- [Exercise goal]
Identify all lines of the data containing the string "ylabel" and copy them.

--- Record extracts ---

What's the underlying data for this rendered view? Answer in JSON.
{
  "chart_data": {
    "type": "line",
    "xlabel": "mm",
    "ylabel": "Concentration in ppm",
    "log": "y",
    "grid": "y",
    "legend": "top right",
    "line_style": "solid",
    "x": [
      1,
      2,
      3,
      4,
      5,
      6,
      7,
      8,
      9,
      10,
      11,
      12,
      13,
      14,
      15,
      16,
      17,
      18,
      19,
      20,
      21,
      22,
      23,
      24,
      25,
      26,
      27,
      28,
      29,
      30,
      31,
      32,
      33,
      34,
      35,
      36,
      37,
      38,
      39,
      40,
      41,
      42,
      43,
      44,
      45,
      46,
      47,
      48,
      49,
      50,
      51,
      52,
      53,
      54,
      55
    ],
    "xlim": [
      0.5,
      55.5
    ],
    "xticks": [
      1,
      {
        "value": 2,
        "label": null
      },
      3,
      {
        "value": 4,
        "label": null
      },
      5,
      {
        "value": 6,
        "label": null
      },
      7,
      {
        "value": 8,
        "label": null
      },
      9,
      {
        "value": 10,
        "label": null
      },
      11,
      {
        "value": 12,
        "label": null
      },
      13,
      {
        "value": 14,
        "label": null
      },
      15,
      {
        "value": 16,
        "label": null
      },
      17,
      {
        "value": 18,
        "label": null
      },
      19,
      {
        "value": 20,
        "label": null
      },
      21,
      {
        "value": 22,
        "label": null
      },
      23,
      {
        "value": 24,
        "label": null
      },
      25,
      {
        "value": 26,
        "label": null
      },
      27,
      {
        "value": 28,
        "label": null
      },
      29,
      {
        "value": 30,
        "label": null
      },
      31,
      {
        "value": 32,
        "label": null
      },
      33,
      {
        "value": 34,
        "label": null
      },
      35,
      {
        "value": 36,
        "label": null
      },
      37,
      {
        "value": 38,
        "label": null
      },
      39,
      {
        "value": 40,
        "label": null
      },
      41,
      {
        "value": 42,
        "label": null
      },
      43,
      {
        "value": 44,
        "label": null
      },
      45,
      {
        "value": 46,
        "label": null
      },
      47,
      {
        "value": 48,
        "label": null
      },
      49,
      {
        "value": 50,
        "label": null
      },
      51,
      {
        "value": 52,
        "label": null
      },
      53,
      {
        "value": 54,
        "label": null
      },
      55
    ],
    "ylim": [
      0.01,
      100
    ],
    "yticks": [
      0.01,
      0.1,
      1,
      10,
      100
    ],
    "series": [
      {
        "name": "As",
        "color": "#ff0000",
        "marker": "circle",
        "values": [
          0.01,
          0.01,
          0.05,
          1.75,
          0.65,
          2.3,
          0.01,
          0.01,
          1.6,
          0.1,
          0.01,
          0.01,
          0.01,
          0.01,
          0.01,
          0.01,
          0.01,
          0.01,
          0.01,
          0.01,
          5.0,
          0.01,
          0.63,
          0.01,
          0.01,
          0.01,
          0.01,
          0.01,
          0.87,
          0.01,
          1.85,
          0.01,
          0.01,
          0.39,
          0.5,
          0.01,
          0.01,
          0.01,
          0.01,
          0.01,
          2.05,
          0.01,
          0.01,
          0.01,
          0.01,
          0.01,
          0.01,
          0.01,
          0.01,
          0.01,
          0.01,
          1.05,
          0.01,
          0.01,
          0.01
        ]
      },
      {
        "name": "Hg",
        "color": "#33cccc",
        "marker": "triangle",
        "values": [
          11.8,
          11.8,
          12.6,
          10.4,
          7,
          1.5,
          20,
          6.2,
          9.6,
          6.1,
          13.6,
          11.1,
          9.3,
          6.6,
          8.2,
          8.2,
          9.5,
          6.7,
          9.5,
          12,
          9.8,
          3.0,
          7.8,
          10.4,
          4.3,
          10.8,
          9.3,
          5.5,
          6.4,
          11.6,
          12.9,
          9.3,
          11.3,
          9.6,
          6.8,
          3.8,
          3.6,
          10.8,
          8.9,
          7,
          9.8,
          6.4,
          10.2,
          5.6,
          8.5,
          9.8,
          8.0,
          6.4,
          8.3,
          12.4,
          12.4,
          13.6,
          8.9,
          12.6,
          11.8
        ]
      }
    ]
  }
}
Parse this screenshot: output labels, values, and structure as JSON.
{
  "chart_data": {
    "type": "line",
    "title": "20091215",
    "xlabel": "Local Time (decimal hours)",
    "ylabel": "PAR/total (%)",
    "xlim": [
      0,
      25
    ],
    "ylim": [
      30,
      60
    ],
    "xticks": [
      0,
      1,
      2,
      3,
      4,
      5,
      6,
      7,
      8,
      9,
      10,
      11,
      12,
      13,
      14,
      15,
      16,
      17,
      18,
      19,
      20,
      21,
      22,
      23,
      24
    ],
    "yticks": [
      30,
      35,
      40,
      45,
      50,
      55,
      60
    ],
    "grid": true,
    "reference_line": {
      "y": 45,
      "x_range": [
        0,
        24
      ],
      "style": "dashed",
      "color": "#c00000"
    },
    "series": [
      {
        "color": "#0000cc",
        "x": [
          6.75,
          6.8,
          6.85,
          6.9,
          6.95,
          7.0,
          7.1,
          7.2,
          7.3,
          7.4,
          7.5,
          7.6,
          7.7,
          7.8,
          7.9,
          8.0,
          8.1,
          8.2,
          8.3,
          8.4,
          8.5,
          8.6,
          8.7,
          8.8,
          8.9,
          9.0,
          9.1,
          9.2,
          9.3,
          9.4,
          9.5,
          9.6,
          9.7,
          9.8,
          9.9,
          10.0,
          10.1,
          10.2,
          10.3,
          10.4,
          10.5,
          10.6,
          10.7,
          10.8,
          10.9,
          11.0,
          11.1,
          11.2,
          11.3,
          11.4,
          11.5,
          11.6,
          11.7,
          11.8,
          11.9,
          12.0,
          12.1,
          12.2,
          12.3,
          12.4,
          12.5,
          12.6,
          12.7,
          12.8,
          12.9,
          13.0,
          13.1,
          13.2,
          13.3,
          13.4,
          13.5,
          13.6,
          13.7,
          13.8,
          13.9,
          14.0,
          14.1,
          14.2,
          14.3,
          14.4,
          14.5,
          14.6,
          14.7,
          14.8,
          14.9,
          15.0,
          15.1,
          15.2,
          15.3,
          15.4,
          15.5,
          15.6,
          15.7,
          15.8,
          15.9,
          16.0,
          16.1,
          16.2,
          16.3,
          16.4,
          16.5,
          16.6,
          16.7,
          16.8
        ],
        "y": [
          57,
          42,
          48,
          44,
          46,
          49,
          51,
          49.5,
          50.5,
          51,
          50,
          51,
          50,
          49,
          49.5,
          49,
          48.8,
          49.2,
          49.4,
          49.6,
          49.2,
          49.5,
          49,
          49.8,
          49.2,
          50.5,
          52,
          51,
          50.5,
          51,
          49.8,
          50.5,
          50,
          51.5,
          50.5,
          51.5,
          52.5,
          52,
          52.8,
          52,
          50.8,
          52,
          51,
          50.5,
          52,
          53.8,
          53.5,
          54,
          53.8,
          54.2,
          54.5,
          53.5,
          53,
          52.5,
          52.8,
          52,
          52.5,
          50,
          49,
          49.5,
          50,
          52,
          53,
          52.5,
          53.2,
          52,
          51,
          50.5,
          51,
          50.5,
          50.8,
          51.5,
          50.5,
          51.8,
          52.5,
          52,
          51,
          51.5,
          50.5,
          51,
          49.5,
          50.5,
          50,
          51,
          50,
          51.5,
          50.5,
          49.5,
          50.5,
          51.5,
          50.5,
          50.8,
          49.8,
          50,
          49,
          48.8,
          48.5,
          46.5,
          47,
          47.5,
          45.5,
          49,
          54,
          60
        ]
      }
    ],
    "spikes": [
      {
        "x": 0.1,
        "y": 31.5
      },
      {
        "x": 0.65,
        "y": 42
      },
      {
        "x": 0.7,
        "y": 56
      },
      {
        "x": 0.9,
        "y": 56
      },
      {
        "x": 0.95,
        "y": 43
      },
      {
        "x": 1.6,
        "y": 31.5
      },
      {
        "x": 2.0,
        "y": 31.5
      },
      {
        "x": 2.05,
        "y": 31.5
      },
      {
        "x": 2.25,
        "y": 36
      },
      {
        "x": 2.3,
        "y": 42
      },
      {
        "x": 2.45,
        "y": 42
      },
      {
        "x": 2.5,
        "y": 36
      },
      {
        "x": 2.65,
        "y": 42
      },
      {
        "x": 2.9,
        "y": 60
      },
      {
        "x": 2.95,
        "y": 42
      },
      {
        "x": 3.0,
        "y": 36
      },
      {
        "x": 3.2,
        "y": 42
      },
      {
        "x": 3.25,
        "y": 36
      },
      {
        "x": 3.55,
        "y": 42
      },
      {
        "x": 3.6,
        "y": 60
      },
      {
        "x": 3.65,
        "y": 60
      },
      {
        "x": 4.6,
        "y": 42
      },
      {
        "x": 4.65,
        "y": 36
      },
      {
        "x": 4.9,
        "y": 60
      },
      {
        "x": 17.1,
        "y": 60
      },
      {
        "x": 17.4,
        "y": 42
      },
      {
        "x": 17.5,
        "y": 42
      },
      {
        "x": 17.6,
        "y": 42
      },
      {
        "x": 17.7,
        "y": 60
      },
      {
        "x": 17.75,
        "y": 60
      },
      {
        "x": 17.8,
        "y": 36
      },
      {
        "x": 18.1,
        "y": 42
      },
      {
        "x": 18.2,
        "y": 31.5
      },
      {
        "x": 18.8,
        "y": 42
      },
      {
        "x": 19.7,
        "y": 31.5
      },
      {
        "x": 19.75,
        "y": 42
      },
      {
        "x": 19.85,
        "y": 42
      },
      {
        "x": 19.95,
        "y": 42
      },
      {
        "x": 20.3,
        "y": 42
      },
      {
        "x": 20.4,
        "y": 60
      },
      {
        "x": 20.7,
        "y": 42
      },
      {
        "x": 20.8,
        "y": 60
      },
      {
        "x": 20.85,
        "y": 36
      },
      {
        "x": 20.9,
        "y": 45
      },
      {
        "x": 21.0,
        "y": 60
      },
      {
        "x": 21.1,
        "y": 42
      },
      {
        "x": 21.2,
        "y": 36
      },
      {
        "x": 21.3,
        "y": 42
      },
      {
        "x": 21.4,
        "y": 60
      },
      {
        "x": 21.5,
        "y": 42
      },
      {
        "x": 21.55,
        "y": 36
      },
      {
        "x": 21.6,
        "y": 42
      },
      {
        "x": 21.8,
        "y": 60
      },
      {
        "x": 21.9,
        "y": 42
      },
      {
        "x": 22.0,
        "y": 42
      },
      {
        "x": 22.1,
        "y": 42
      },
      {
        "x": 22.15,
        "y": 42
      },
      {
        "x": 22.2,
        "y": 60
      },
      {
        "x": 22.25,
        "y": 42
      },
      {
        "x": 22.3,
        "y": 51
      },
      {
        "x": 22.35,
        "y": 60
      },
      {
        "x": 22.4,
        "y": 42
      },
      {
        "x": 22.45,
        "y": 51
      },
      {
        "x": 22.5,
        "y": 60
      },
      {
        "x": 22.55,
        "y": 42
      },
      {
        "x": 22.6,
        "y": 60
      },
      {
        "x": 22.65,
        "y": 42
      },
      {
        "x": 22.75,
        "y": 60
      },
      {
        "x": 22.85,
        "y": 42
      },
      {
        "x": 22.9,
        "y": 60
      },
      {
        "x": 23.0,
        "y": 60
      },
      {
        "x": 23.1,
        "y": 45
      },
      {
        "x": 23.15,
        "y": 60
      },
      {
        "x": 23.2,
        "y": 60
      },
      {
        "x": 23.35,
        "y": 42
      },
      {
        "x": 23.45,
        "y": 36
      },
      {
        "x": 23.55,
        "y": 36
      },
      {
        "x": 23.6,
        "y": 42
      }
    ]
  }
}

---

- [Expected answer]
    "ylabel": "Concentration in ppm",
    "ylabel": "PAR/total (%)",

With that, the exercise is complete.